Copy out every line of the listing that contains the word "você", matching case exactly.

Supplied records
▼▼▼

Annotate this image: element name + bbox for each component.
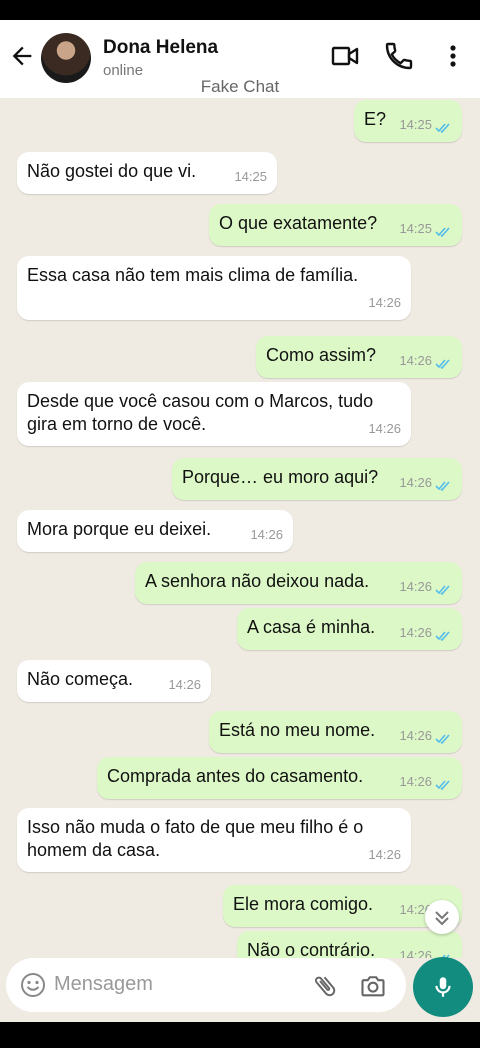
incoming-message[interactable]: Mora porque eu deixei. 14:26 xyxy=(17,510,293,552)
message-text: Não gostei do que vi. xyxy=(27,161,197,181)
outgoing-message[interactable]: A casa é minha. 14:26 xyxy=(237,608,462,650)
chat-screen: Dona Helena online Fake Chat E? 14:25 Não … xyxy=(0,20,480,1022)
message-text: Isso não muda o fato de que meu filho é … xyxy=(27,817,364,860)
message-composer[interactable]: Mensagem xyxy=(6,958,406,1012)
message-text: Desde que você casou com o Marcos, tudo … xyxy=(27,391,374,434)
message-time: 14:25 xyxy=(399,221,432,236)
more-vert-icon[interactable] xyxy=(437,40,469,72)
read-ticks-icon xyxy=(435,631,450,642)
message-time: 14:26 xyxy=(368,421,401,436)
outgoing-message[interactable]: Como assim? 14:26 xyxy=(256,336,462,378)
message-text: Como assim? xyxy=(266,345,377,365)
scroll-down-icon[interactable] xyxy=(425,900,459,934)
message-text: Comprada antes do casamento. xyxy=(107,766,364,786)
message-text: Porque… eu moro aqui? xyxy=(182,467,379,487)
read-ticks-icon xyxy=(435,227,450,238)
incoming-message[interactable]: Não começa. 14:26 xyxy=(17,660,211,702)
emoji-icon[interactable] xyxy=(20,972,46,998)
message-text: O que exatamente? xyxy=(219,213,378,233)
incoming-message[interactable]: Isso não muda o fato de que meu filho é … xyxy=(17,808,411,872)
read-ticks-icon xyxy=(435,734,450,745)
outgoing-message[interactable]: Comprada antes do casamento. 14:26 xyxy=(97,757,462,799)
message-text: E? xyxy=(364,109,387,129)
read-ticks-icon xyxy=(435,585,450,596)
message-time: 14:26 xyxy=(368,295,401,310)
outgoing-message[interactable]: A senhora não deixou nada. 14:26 xyxy=(135,562,462,604)
incoming-message[interactable]: Desde que você casou com o Marcos, tudo … xyxy=(17,382,411,446)
message-time: 14:25 xyxy=(399,117,432,132)
message-time: 14:26 xyxy=(399,948,432,958)
message-text: Essa casa não tem mais clima de família. xyxy=(27,265,359,285)
message-time: 14:26 xyxy=(399,728,432,743)
outgoing-message[interactable]: Está no meu nome. 14:26 xyxy=(209,711,462,753)
read-ticks-icon xyxy=(435,481,450,492)
message-list[interactable]: E? 14:25 Não gostei do que vi. 14:25 O que e… xyxy=(0,98,480,958)
message-text: Não começa. xyxy=(27,669,134,689)
message-text: A casa é minha. xyxy=(247,617,376,637)
video-call-icon[interactable] xyxy=(329,40,361,72)
outgoing-message[interactable]: E? 14:25 xyxy=(354,100,462,142)
message-time: 14:26 xyxy=(399,353,432,368)
mic-button[interactable] xyxy=(413,957,473,1017)
message-time: 14:26 xyxy=(250,527,283,542)
mic-icon xyxy=(435,977,451,997)
message-time: 14:25 xyxy=(234,169,267,184)
camera-icon[interactable] xyxy=(359,972,387,1000)
message-input[interactable]: Mensagem xyxy=(54,973,153,996)
incoming-message[interactable]: Essa casa não tem mais clima de família.… xyxy=(17,256,411,320)
outgoing-message[interactable]: Não o contrário. 14:26 xyxy=(237,931,462,958)
chat-header: Dona Helena online Fake Chat xyxy=(0,20,480,98)
message-text: Mora porque eu deixei. xyxy=(27,519,212,539)
back-arrow-icon[interactable] xyxy=(8,42,36,70)
message-text: Ele mora comigo. xyxy=(233,894,374,914)
message-text: Não o contrário. xyxy=(247,940,376,958)
message-text: Está no meu nome. xyxy=(219,720,376,740)
incoming-message[interactable]: Não gostei do que vi. 14:25 xyxy=(17,152,277,194)
read-ticks-icon xyxy=(435,359,450,370)
outgoing-message[interactable]: O que exatamente? 14:25 xyxy=(209,204,462,246)
read-ticks-icon xyxy=(435,780,450,791)
contact-name[interactable]: Dona Helena xyxy=(103,37,218,59)
watermark-text: Fake Chat xyxy=(200,77,280,96)
message-time: 14:26 xyxy=(399,774,432,789)
attach-icon[interactable] xyxy=(311,972,339,1000)
avatar[interactable] xyxy=(41,33,91,83)
phone-icon[interactable] xyxy=(383,40,415,72)
status-bar xyxy=(0,0,480,20)
read-ticks-icon xyxy=(435,123,450,134)
message-time: 14:26 xyxy=(168,677,201,692)
nav-bar xyxy=(0,1022,480,1048)
outgoing-message[interactable]: Porque… eu moro aqui? 14:26 xyxy=(172,458,462,500)
message-time: 14:26 xyxy=(399,475,432,490)
message-time: 14:26 xyxy=(399,625,432,640)
message-time: 14:26 xyxy=(368,847,401,862)
message-text: A senhora não deixou nada. xyxy=(145,571,370,591)
message-time: 14:26 xyxy=(399,579,432,594)
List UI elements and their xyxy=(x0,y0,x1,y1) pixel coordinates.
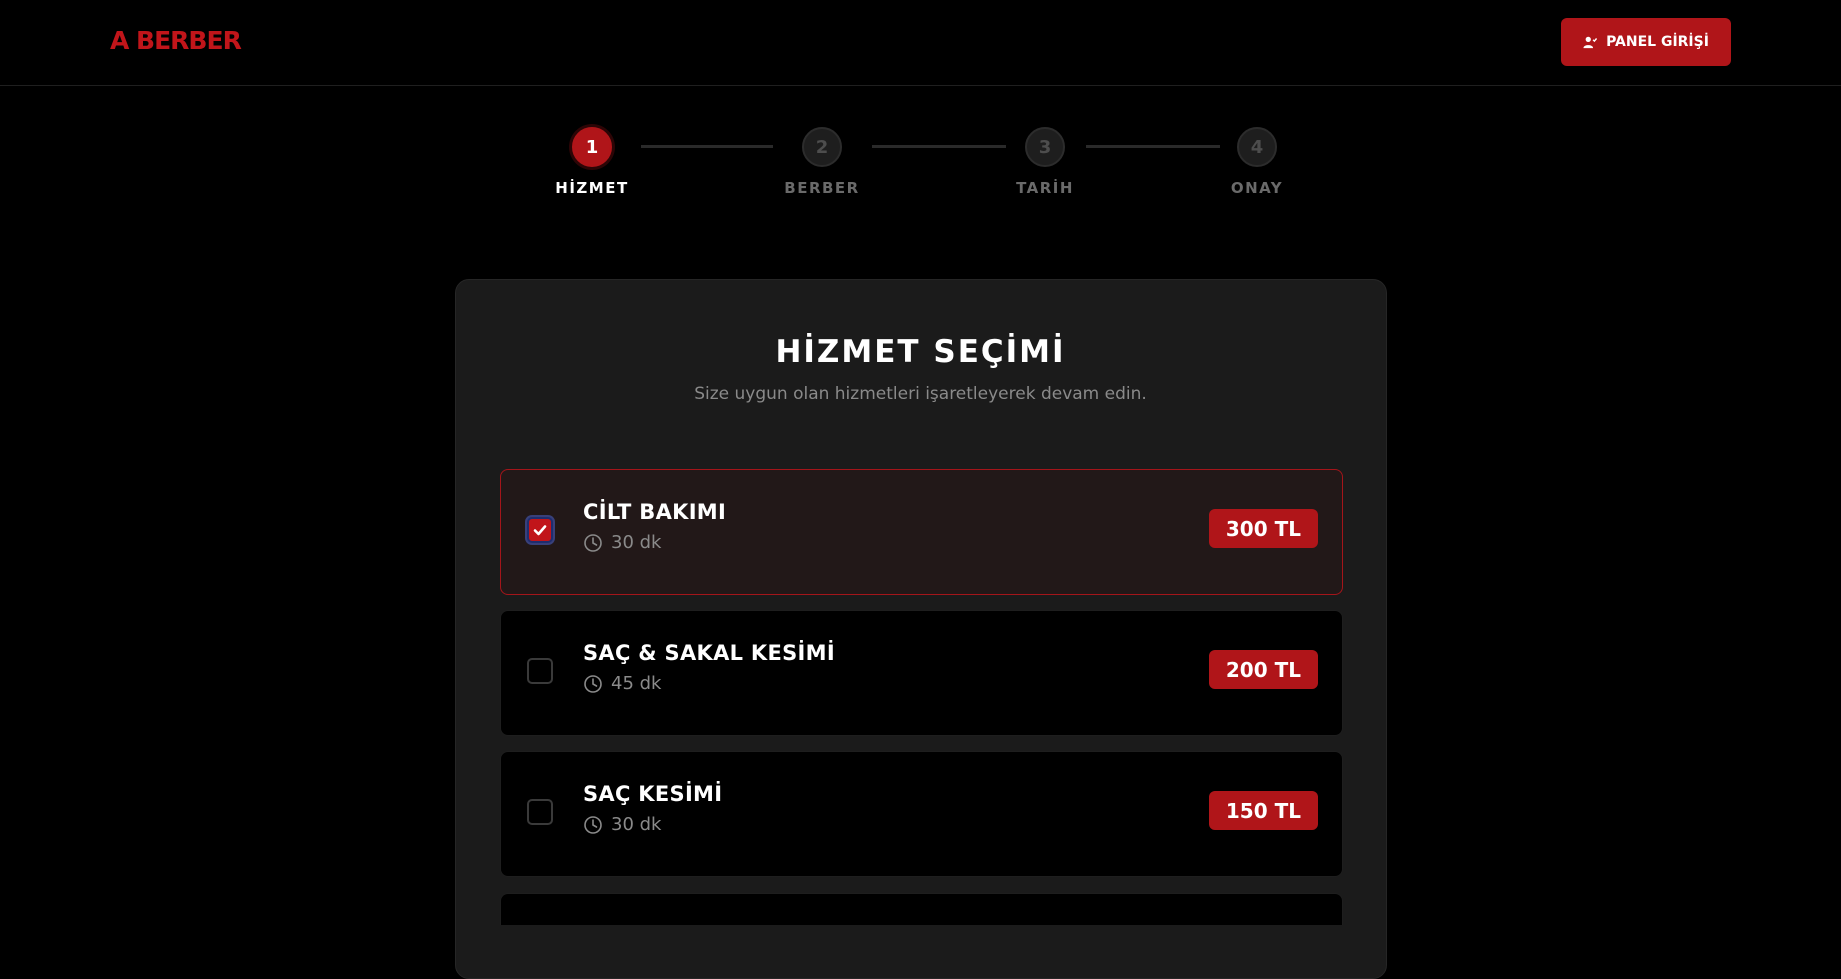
step-label: BERBER xyxy=(784,179,860,197)
service-item[interactable]: SAÇ KESİMİ 30 dk 150 TL xyxy=(500,751,1343,877)
step-label: ONAY xyxy=(1230,179,1284,197)
service-duration: 45 dk xyxy=(583,673,661,694)
step-label: HİZMET xyxy=(555,179,629,197)
step-service: 1 HİZMET xyxy=(532,127,652,197)
booking-stepper: 1 HİZMET 2 BERBER 3 TARİH 4 ONAY xyxy=(0,0,1841,210)
step-label: TARİH xyxy=(1016,179,1074,197)
service-checkbox[interactable] xyxy=(527,799,553,825)
clock-icon xyxy=(584,533,602,552)
step-number: 2 xyxy=(802,127,842,167)
service-duration: 30 dk xyxy=(583,814,661,835)
page-subtitle: Size uygun olan hizmetleri işaretleyerek… xyxy=(694,384,1147,404)
service-item[interactable] xyxy=(500,893,1343,925)
price-badge: 200 TL xyxy=(1208,650,1318,689)
step-date: 3 TARİH xyxy=(985,127,1105,197)
service-name: SAÇ & SAKAL KESİMİ xyxy=(583,641,835,665)
price-badge: 300 TL xyxy=(1208,509,1318,548)
page-title: HİZMET SEÇİMİ xyxy=(775,334,1066,370)
step-barber: 2 BERBER xyxy=(762,127,882,197)
clock-icon xyxy=(584,815,602,834)
service-checkbox[interactable] xyxy=(527,517,553,543)
service-duration: 30 dk xyxy=(583,532,661,553)
step-confirm: 4 ONAY xyxy=(1197,127,1317,197)
service-duration-text: 30 dk xyxy=(611,814,662,835)
service-checkbox[interactable] xyxy=(527,658,553,684)
step-connector xyxy=(641,145,773,148)
service-name: SAÇ KESİMİ xyxy=(583,782,723,806)
checkmark-icon xyxy=(533,525,547,536)
price-badge: 150 TL xyxy=(1208,791,1318,830)
step-number: 4 xyxy=(1237,127,1277,167)
step-number: 1 xyxy=(572,127,612,167)
service-duration-text: 30 dk xyxy=(611,532,662,553)
service-item[interactable]: CİLT BAKIMI 30 dk 300 TL xyxy=(500,469,1343,595)
service-name: CİLT BAKIMI xyxy=(583,500,727,524)
service-item[interactable]: SAÇ & SAKAL KESİMİ 45 dk 200 TL xyxy=(500,610,1343,736)
service-duration-text: 45 dk xyxy=(611,673,662,694)
clock-icon xyxy=(584,674,602,693)
step-number: 3 xyxy=(1025,127,1065,167)
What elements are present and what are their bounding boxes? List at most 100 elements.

▲▲▲

Response to the exercise
message-text: Desde que você casou com o Marcos, tudo … xyxy=(27,391,374,434)
incoming-message[interactable]: Desde que você casou com o Marcos, tudo … xyxy=(17,382,411,446)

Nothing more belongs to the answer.